> [Excerpted data]:

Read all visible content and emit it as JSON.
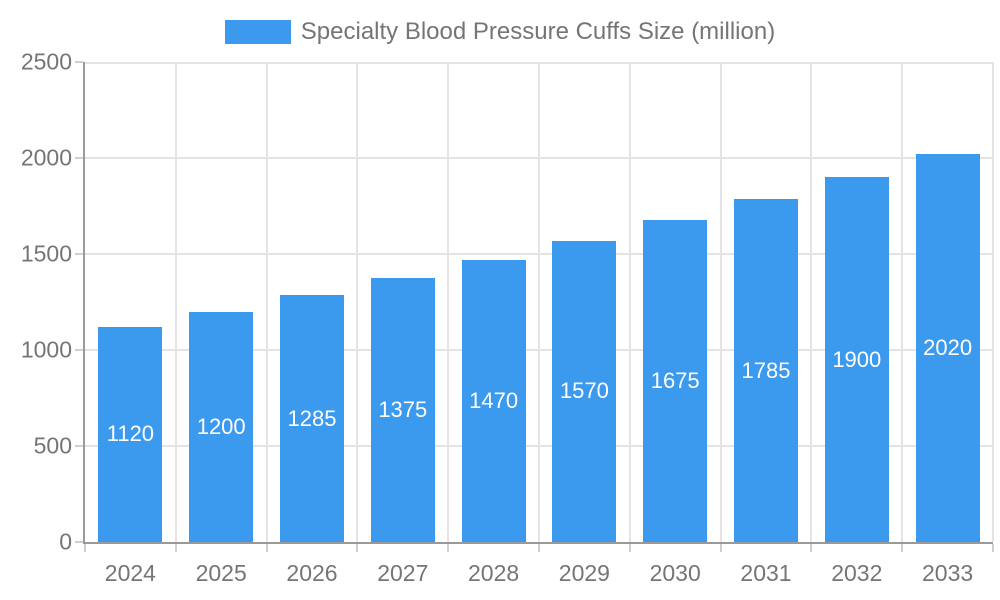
{
  "legend": {
    "label": "Specialty Blood Pressure Cuffs Size (million)"
  },
  "chart_data": {
    "type": "bar",
    "title": "Specialty Blood Pressure Cuffs Size (million)",
    "categories": [
      "2024",
      "2025",
      "2026",
      "2027",
      "2028",
      "2029",
      "2030",
      "2031",
      "2032",
      "2033"
    ],
    "values": [
      1120,
      1200,
      1285,
      1375,
      1470,
      1570,
      1675,
      1785,
      1900,
      2020
    ],
    "series": [
      {
        "name": "Specialty Blood Pressure Cuffs Size (million)",
        "values": [
          1120,
          1200,
          1285,
          1375,
          1470,
          1570,
          1675,
          1785,
          1900,
          2020
        ]
      }
    ],
    "xlabel": "",
    "ylabel": "",
    "ylim": [
      0,
      2500
    ],
    "y_ticks": [
      0,
      500,
      1000,
      1500,
      2000,
      2500
    ],
    "grid": true,
    "legend_position": "top-center",
    "data_labels": "inside-center-white",
    "colors": {
      "bar": "#3b99ee",
      "bar_label_text": "#ffffff",
      "axis_text": "#757575",
      "grid_line": "#e4e4e4",
      "axis_line": "#9a9a9a"
    }
  }
}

> [Aim of the task]:
Keep every word of the data as it is when you write it out, but drop the pictures.

> [Final result]:
Read all visible content and emit it as JSON.
{
  "legend": {
    "label": "Specialty Blood Pressure Cuffs Size (million)"
  },
  "chart_data": {
    "type": "bar",
    "title": "Specialty Blood Pressure Cuffs Size (million)",
    "categories": [
      "2024",
      "2025",
      "2026",
      "2027",
      "2028",
      "2029",
      "2030",
      "2031",
      "2032",
      "2033"
    ],
    "values": [
      1120,
      1200,
      1285,
      1375,
      1470,
      1570,
      1675,
      1785,
      1900,
      2020
    ],
    "series": [
      {
        "name": "Specialty Blood Pressure Cuffs Size (million)",
        "values": [
          1120,
          1200,
          1285,
          1375,
          1470,
          1570,
          1675,
          1785,
          1900,
          2020
        ]
      }
    ],
    "xlabel": "",
    "ylabel": "",
    "ylim": [
      0,
      2500
    ],
    "y_ticks": [
      0,
      500,
      1000,
      1500,
      2000,
      2500
    ],
    "grid": true,
    "legend_position": "top-center",
    "data_labels": "inside-center-white",
    "colors": {
      "bar": "#3b99ee",
      "bar_label_text": "#ffffff",
      "axis_text": "#757575",
      "grid_line": "#e4e4e4",
      "axis_line": "#9a9a9a"
    }
  }
}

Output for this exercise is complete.